What is needed:
Determine which lines of the records include the word "posts", and copy them.

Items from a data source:
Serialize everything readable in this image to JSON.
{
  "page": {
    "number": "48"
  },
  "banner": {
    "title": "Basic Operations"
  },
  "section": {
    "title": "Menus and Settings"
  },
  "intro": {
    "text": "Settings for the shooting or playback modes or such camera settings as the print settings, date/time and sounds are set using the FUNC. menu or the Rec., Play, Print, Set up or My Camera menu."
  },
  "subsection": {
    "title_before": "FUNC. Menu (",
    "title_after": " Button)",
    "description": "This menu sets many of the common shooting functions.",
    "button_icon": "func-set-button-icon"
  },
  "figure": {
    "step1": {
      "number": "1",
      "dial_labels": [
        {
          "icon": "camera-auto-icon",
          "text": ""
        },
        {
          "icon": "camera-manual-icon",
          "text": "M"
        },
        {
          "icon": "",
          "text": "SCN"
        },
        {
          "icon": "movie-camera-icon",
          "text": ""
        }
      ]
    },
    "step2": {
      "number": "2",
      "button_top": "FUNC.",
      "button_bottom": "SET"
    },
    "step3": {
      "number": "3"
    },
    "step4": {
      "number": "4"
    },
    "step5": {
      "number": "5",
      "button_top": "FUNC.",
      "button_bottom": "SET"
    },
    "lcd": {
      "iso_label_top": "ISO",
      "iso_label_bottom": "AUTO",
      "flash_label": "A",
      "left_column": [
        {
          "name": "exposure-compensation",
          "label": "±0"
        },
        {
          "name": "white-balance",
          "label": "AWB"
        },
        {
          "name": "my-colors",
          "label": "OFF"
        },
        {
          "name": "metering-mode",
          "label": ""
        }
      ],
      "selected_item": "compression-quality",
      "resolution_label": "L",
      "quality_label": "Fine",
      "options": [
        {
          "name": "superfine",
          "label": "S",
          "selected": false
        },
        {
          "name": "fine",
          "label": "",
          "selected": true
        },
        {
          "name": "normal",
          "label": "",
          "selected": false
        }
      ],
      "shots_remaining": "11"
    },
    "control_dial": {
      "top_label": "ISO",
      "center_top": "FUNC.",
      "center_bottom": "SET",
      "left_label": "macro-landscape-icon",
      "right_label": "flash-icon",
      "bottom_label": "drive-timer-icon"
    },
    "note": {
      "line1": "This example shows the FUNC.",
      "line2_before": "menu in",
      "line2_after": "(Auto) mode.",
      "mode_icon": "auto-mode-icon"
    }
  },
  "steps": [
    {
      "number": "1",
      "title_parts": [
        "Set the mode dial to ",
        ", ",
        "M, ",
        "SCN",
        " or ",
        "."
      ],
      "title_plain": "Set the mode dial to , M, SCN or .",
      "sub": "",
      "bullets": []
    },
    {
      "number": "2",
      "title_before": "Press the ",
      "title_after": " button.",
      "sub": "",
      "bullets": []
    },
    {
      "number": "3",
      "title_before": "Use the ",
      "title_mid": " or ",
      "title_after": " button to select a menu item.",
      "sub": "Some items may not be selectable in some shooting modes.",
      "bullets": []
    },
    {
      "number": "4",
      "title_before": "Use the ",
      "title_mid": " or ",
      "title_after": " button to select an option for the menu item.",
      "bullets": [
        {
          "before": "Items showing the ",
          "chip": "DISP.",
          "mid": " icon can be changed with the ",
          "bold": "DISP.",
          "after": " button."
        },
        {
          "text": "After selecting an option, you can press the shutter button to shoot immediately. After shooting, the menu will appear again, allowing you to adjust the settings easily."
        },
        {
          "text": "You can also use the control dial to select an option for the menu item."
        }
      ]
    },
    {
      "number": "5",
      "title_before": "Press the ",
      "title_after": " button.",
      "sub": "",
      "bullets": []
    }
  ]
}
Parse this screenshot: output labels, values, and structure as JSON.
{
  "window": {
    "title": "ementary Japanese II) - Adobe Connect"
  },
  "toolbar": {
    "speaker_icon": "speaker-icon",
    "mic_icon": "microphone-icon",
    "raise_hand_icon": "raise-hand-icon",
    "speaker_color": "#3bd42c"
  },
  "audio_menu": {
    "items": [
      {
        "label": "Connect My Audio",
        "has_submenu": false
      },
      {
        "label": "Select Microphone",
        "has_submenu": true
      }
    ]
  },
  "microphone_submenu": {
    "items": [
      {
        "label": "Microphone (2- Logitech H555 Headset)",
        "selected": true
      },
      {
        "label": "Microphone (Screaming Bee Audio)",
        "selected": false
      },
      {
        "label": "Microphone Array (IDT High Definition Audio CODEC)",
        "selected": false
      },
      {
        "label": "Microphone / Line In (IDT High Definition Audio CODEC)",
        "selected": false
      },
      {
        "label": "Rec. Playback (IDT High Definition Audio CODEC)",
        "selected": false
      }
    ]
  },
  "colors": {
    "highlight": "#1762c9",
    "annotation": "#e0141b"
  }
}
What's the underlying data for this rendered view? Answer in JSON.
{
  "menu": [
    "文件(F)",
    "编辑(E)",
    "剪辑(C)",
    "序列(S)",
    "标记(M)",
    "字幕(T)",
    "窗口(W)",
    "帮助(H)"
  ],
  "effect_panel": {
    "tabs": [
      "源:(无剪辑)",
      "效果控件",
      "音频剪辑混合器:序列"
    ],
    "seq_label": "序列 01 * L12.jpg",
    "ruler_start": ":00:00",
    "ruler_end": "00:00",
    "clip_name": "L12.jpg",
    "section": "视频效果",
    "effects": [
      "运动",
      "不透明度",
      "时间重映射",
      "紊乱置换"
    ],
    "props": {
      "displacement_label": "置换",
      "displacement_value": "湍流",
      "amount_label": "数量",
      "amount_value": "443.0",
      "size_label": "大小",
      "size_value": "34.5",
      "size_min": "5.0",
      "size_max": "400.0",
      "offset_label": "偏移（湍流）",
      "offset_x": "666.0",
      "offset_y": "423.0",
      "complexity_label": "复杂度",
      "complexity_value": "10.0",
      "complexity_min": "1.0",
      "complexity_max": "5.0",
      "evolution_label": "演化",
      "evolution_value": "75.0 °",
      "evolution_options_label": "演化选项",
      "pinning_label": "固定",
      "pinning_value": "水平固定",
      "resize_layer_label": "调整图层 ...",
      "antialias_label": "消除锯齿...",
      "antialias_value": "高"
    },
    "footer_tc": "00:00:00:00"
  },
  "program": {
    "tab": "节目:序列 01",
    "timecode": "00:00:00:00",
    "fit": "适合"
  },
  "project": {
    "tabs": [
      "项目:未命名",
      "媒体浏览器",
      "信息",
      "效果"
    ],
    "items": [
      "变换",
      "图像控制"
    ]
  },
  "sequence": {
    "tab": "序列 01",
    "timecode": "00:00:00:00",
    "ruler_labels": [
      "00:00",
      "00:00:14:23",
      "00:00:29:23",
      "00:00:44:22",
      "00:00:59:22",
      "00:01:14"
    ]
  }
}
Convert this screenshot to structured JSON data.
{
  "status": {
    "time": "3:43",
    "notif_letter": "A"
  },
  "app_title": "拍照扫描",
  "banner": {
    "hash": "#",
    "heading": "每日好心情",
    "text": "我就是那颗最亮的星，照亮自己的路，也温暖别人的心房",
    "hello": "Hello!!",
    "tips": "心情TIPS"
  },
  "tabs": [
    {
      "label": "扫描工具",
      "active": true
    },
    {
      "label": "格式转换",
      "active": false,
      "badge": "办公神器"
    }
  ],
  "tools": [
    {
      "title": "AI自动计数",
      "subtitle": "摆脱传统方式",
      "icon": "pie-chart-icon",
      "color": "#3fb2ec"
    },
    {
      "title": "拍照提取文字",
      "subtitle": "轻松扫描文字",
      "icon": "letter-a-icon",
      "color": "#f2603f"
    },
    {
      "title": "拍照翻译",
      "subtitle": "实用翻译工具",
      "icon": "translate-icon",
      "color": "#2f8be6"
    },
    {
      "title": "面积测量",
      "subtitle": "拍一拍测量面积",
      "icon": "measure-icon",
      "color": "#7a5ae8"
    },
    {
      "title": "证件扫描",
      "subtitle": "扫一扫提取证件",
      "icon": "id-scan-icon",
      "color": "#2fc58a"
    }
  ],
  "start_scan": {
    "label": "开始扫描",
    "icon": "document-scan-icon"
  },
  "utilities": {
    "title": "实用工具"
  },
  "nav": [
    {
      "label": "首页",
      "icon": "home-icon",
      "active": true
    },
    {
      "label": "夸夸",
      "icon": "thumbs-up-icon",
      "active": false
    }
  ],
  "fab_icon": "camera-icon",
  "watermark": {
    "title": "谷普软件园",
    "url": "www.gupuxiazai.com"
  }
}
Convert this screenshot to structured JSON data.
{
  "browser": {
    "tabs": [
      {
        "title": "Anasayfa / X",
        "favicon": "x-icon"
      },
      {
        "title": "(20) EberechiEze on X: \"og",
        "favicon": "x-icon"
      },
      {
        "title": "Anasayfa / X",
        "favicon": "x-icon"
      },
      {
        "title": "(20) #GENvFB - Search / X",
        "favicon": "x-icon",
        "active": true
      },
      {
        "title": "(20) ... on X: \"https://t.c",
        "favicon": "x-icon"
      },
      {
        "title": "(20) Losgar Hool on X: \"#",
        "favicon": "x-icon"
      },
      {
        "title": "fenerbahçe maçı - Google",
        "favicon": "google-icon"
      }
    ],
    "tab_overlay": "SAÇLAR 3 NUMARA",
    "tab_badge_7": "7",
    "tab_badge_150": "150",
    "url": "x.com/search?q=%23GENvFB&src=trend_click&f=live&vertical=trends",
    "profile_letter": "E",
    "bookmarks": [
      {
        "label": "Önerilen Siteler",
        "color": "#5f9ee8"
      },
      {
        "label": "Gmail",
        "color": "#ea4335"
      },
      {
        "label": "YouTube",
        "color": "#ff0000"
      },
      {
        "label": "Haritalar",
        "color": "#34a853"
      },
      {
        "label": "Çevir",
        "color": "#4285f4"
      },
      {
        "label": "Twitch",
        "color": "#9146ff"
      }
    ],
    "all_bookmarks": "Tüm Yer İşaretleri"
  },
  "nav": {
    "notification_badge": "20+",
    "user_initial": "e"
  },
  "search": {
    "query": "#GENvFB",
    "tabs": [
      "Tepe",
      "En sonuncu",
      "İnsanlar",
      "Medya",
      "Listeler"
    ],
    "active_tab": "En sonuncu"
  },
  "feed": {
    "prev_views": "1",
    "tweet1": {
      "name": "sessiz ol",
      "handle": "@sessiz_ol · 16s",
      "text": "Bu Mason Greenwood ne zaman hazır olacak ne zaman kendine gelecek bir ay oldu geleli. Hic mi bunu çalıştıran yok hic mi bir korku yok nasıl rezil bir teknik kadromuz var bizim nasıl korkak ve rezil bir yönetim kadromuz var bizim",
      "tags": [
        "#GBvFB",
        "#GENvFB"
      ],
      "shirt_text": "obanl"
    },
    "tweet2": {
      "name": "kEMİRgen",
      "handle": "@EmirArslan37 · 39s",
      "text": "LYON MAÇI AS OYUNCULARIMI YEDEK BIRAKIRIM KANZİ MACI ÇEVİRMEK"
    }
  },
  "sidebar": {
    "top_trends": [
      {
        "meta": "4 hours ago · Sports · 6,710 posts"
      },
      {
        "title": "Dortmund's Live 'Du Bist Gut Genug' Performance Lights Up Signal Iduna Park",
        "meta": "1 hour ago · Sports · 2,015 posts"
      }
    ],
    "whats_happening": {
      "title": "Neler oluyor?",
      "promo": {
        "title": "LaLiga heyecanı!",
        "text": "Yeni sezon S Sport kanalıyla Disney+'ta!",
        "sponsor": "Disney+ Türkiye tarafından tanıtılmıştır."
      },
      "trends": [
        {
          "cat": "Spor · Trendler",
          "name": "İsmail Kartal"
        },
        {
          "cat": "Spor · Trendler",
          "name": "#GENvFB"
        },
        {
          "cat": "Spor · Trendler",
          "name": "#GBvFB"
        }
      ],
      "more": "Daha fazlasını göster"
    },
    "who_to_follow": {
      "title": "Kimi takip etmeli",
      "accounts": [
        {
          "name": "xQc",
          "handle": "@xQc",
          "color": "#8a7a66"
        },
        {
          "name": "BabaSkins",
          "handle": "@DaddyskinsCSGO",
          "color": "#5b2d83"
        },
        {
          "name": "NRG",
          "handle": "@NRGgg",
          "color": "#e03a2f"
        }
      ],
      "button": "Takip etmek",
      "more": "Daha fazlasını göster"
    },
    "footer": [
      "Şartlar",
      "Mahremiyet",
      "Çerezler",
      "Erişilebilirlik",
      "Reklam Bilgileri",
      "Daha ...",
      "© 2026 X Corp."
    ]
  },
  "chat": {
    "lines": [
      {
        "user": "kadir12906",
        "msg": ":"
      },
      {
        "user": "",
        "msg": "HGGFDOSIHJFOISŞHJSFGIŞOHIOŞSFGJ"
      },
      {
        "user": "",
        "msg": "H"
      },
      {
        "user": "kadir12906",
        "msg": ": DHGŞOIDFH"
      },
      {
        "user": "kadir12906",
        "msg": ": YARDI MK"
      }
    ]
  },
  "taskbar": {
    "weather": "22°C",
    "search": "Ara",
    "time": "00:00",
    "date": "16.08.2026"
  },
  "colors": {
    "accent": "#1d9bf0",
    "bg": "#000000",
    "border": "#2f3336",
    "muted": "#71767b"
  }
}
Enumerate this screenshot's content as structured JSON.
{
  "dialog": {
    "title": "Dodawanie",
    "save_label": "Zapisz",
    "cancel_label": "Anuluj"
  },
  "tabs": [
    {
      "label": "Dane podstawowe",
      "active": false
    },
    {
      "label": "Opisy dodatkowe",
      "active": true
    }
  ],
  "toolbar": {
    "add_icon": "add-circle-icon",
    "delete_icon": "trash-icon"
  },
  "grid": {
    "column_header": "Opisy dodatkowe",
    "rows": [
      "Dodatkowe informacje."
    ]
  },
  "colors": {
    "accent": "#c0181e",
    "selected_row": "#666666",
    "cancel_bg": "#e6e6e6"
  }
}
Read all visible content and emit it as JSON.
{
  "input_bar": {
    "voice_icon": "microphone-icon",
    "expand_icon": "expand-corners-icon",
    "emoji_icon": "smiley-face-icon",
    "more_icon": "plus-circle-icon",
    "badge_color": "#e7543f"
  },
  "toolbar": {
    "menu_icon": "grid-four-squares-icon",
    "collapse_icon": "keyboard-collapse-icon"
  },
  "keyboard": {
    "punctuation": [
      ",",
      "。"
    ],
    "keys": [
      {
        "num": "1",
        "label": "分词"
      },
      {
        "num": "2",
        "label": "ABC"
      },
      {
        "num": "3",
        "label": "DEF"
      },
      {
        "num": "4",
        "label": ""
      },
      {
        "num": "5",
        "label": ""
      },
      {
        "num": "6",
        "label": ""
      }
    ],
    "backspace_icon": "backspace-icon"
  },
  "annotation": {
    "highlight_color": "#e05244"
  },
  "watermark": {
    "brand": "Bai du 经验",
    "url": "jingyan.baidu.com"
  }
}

Result for this exercise:
        "meta": "4 hours ago · Sports · 6,710 posts"
        "meta": "1 hour ago · Sports · 2,015 posts"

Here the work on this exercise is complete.